TO BE DONE - Extract each line bearing the word "this".

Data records
════════
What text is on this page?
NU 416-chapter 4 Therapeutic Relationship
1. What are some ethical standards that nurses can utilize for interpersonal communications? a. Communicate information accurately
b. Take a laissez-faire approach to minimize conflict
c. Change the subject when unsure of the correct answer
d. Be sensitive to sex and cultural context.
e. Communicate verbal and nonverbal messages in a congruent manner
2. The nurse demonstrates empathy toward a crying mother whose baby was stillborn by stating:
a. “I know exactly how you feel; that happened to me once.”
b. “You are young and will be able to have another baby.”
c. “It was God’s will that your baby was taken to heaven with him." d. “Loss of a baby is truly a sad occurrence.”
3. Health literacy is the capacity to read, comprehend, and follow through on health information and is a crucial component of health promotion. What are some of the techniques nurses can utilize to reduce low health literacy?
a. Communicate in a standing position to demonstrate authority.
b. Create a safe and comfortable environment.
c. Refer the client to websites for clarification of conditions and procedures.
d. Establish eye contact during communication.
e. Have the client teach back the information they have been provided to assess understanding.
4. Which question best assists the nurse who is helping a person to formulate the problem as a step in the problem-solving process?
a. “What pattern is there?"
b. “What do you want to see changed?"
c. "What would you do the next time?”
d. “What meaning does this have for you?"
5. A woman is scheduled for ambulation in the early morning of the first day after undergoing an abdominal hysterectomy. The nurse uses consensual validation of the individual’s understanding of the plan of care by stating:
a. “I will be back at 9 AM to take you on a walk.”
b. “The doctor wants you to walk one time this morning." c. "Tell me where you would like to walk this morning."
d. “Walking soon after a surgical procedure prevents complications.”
════════
FINISHED ANSWER -
What text is on this page?
d. “What meaning does this have for you?"
b. “The doctor wants you to walk one time this morning." c. "Tell me where you would like to walk this morning."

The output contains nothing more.